▶ [Excerpted records]:
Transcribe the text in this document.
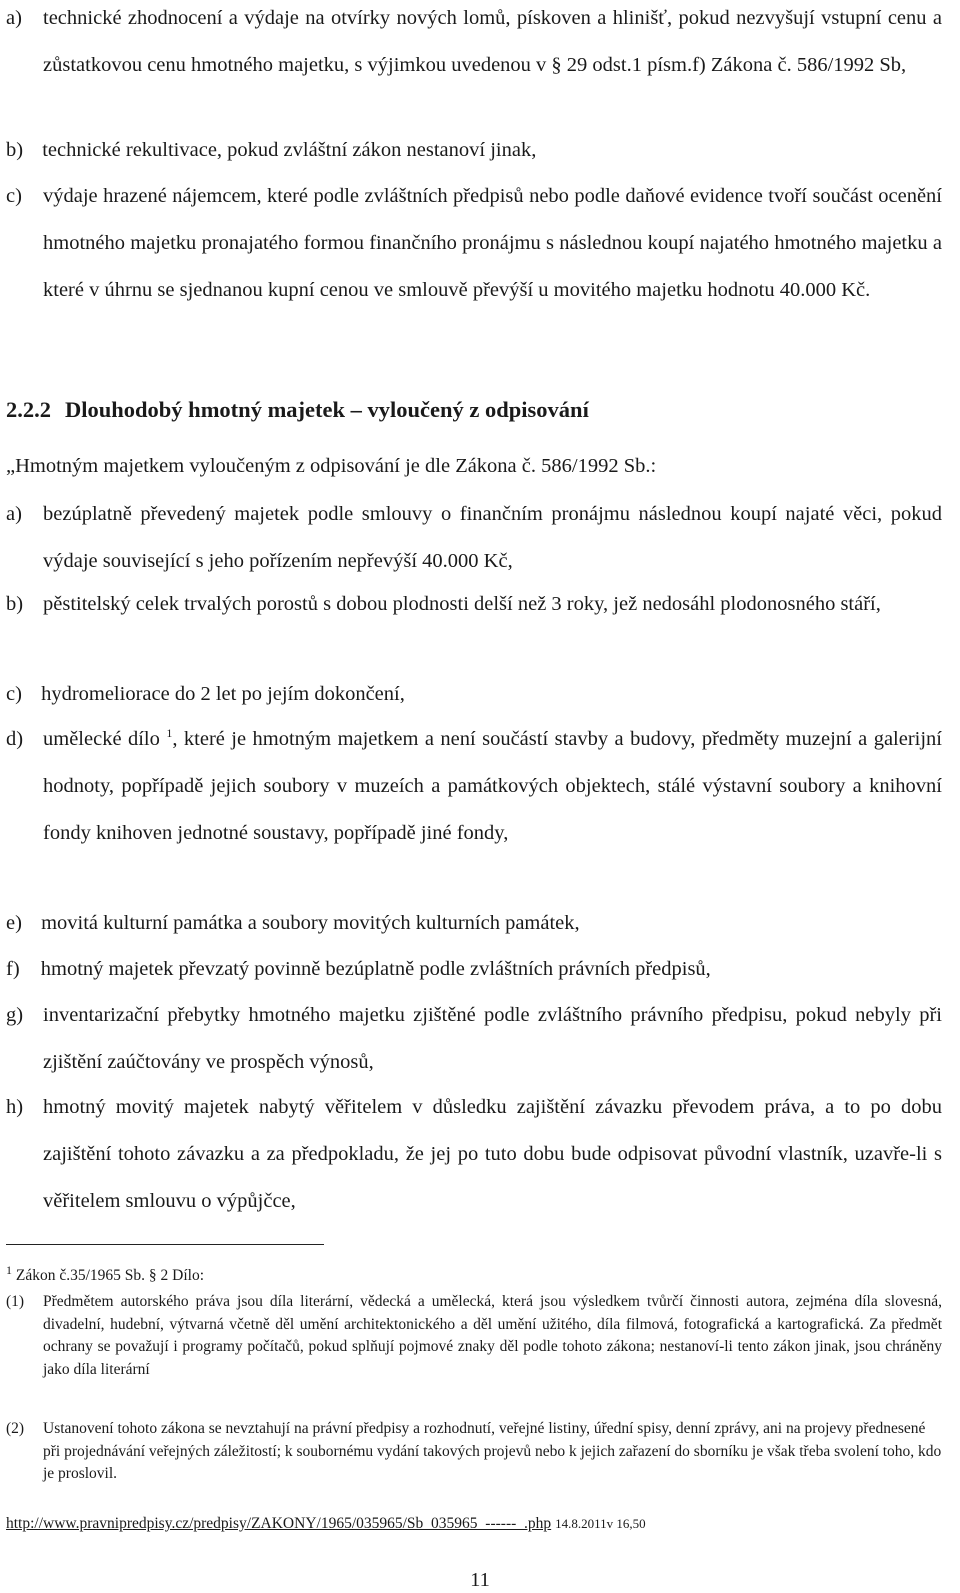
a) technické zhodnocení a výdaje na otvírky nových lomů, pískoven a hlinišť, pokud nezvyšují vstupní cenu a zůstatkovou cenu hmotného majetku, s výjimkou uvedenou v § 29 odst.1 písm.f) Zákona č. 586/1992 Sb,
b) technické rekultivace, pokud zvláštní zákon nestanoví jinak,
c) výdaje hrazené nájemcem, které podle zvláštních předpisů nebo podle daňové evidence tvoří součást ocenění hmotného majetku pronajatého formou finančního pronájmu s následnou koupí najatého hmotného majetku a které v úhrnu se sjednanou kupní cenou ve smlouvě převýší u movitého majetku hodnotu 40.000 Kč.
2.2.2 Dlouhodobý hmotný majetek – vyloučený z odpisování
„Hmotným majetkem vyloučeným z odpisování je dle Zákona č. 586/1992 Sb.:
a) bezúplatně převedený majetek podle smlouvy o finančním pronájmu následnou koupí najaté věci, pokud výdaje související s jeho pořízením nepřevýší 40.000 Kč,
b) pěstitelský celek trvalých porostů s dobou plodnosti delší než 3 roky, jež nedosáhl plodonosného stáří,
c) hydromeliorace do 2 let po jejím dokončení,
d) umělecké dílo $^1$, které je hmotným majetkem a není součástí stavby a budovy, předměty muzejní a galerijní hodnoty, popřípadě jejich soubory v muzeích a památkových objektech, stálé výstavní soubory a knihovní fondy knihoven jednotné soustavy, popřípadě jiné fondy,
e) movitá kulturní památka a soubory movitých kulturních památek,
f) hmotný majetek převzatý povinně bezúplatně podle zvláštních právních předpisů,
g) inventarizační přebytky hmotného majetku zjištěné podle zvláštního právního předpisu, pokud nebyly při zjištění zaúčtovány ve prospěch výnosů,
h) hmotný movitý majetek nabytý věřitelem v důsledku zajištění závazku převodem práva, a to po dobu zajištění tohoto závazku a za předpokladu, že jej po tuto dobu bude odpisovat původní vlastník, uzavře-li s věřitelem smlouvu o výpůjčce,
$^1$ Zákon č.35/1965 Sb. § 2 Dílo:
(1) Předmětem autorského práva jsou díla literární, vědecká a umělecká, která jsou výsledkem tvůrčí činnosti autora, zejména díla slovesná, divadelní, hudební, výtvarná včetně děl umění architektonického a děl umění užitého, díla filmová, fotografická a kartografická. Za předmět ochrany se považují i programy počítačů, pokud splňují pojmové znaky děl podle tohoto zákona; nestanoví-li tento zákon jinak, jsou chráněny jako díla literární
(2) Ustanovení tohoto zákona se nevztahují na právní předpisy a rozhodnutí, veřejné listiny, úřední spisy, denní zprávy, ani na projevy přednesené při projednávání veřejných záležitostí; k soubornému vydání takových projevů nebo k jejich zařazení do sborníku je však třeba svolení toho, kdo je proslovil.
http://www.pravnipredpisy.cz/predpisy/ZAKONY/1965/035965/Sb_035965_------_.php 14.8.2011v 16,50
11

▶ [Exercise objective]:
Transcribe every line in the entries above, taking out only the images.

▶ [Task output]:
Transcribe the text in this document.
a) technické zhodnocení a výdaje na otvírky nových lomů, pískoven a hlinišť, pokud nezvyšují vstupní cenu a zůstatkovou cenu hmotného majetku, s výjimkou uvedenou v § 29 odst.1 písm.f) Zákona č. 586/1992 Sb,
b) technické rekultivace, pokud zvláštní zákon nestanoví jinak,
c) výdaje hrazené nájemcem, které podle zvláštních předpisů nebo podle daňové evidence tvoří součást ocenění hmotného majetku pronajatého formou finančního pronájmu s následnou koupí najatého hmotného majetku a které v úhrnu se sjednanou kupní cenou ve smlouvě převýší u movitého majetku hodnotu 40.000 Kč.
2.2.2 Dlouhodobý hmotný majetek – vyloučený z odpisování
„Hmotným majetkem vyloučeným z odpisování je dle Zákona č. 586/1992 Sb.:
a) bezúplatně převedený majetek podle smlouvy o finančním pronájmu následnou koupí najaté věci, pokud výdaje související s jeho pořízením nepřevýší 40.000 Kč,
b) pěstitelský celek trvalých porostů s dobou plodnosti delší než 3 roky, jež nedosáhl plodonosného stáří,
c) hydromeliorace do 2 let po jejím dokončení,
d) umělecké dílo $^1$, které je hmotným majetkem a není součástí stavby a budovy, předměty muzejní a galerijní hodnoty, popřípadě jejich soubory v muzeích a památkových objektech, stálé výstavní soubory a knihovní fondy knihoven jednotné soustavy, popřípadě jiné fondy,
e) movitá kulturní památka a soubory movitých kulturních památek,
f) hmotný majetek převzatý povinně bezúplatně podle zvláštních právních předpisů,
g) inventarizační přebytky hmotného majetku zjištěné podle zvláštního právního předpisu, pokud nebyly při zjištění zaúčtovány ve prospěch výnosů,
h) hmotný movitý majetek nabytý věřitelem v důsledku zajištění závazku převodem práva, a to po dobu zajištění tohoto závazku a za předpokladu, že jej po tuto dobu bude odpisovat původní vlastník, uzavře-li s věřitelem smlouvu o výpůjčce,
$^1$ Zákon č.35/1965 Sb. § 2 Dílo:
(1) Předmětem autorského práva jsou díla literární, vědecká a umělecká, která jsou výsledkem tvůrčí činnosti autora, zejména díla slovesná, divadelní, hudební, výtvarná včetně děl umění architektonického a děl umění užitého, díla filmová, fotografická a kartografická. Za předmět ochrany se považují i programy počítačů, pokud splňují pojmové znaky děl podle tohoto zákona; nestanoví-li tento zákon jinak, jsou chráněny jako díla literární
(2) Ustanovení tohoto zákona se nevztahují na právní předpisy a rozhodnutí, veřejné listiny, úřední spisy, denní zprávy, ani na projevy přednesené při projednávání veřejných záležitostí; k soubornému vydání takových projevů nebo k jejich zařazení do sborníku je však třeba svolení toho, kdo je proslovil.
http://www.pravnipredpisy.cz/predpisy/ZAKONY/1965/035965/Sb_035965_------_.php 14.8.2011v 16,50
11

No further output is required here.